# Required work:
Gather all lines from the material that contain "обуви".

# Data shown:
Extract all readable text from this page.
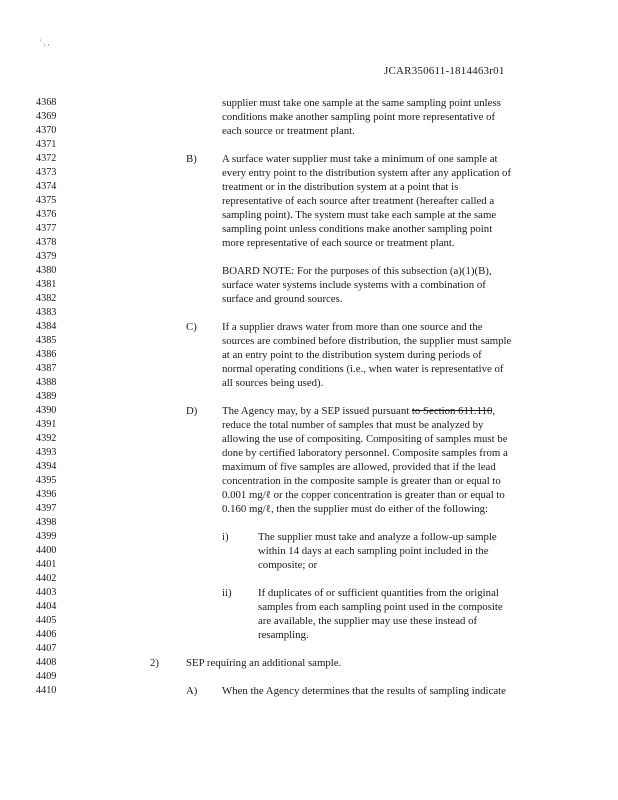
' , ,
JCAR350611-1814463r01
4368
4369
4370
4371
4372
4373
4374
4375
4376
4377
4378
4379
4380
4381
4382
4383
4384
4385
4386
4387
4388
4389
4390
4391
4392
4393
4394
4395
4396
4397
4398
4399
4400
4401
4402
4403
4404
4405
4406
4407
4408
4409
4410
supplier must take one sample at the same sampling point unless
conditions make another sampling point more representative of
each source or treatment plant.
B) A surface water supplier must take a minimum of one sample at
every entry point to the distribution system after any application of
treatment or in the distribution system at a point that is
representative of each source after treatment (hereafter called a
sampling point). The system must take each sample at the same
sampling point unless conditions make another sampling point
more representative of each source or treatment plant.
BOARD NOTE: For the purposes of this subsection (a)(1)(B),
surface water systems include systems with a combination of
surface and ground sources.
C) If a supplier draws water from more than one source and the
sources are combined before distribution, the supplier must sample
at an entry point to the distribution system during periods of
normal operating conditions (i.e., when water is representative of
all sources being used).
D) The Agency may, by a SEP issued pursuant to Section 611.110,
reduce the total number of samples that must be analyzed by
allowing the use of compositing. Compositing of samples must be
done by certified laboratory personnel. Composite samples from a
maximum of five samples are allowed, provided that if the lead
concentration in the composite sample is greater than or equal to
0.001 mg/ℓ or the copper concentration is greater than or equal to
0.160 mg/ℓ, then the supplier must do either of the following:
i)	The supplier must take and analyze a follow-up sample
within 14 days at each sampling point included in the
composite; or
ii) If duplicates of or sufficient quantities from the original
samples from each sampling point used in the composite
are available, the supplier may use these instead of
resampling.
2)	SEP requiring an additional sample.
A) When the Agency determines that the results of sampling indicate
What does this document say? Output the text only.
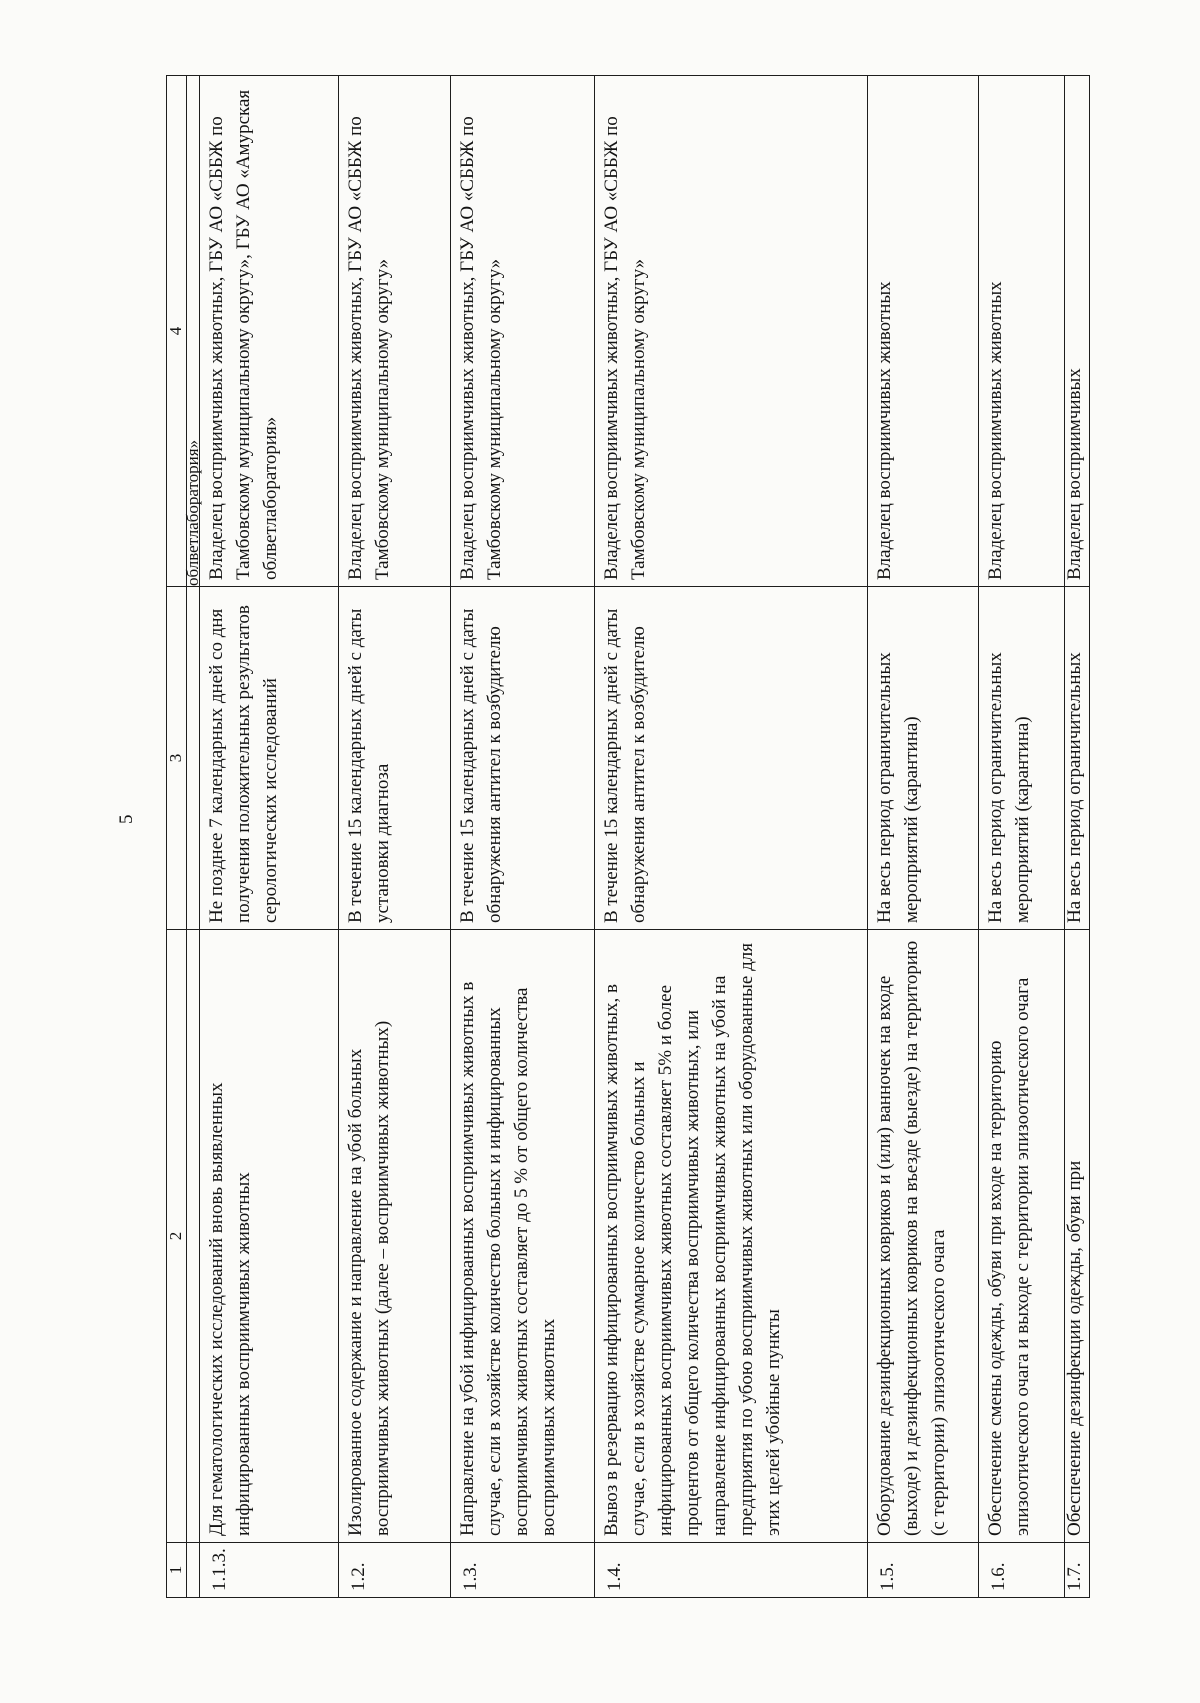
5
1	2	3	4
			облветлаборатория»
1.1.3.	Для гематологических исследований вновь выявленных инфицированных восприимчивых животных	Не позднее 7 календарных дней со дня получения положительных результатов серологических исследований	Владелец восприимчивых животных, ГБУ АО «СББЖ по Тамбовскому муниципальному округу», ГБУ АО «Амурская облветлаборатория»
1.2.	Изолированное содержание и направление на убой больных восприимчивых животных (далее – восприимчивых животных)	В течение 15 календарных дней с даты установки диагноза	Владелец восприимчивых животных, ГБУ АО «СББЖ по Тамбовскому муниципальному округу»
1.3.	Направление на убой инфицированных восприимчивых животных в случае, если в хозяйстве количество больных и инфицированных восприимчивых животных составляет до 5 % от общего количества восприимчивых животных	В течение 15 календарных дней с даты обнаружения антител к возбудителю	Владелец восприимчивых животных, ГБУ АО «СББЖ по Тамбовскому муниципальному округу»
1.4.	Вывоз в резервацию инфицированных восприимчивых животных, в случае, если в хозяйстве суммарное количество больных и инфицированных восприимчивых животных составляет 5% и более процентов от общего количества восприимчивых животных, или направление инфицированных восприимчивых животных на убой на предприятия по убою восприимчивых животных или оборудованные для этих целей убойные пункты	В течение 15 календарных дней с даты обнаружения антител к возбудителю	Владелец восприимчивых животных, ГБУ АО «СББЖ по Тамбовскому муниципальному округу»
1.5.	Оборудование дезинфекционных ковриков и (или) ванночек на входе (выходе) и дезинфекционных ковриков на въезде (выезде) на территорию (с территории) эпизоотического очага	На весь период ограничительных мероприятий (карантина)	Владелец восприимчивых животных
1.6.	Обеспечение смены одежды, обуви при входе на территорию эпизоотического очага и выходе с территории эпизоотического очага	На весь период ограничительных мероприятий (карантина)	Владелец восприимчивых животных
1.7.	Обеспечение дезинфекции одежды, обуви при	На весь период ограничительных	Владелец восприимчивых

# Full answer:
1.6.	Обеспечение смены одежды, обуви при входе на территорию эпизоотического очага и выходе с территории эпизоотического очага	На весь период ограничительных мероприятий (карантина)	Владелец восприимчивых животных
1.7.	Обеспечение дезинфекции одежды, обуви при	На весь период ограничительных	Владелец восприимчивых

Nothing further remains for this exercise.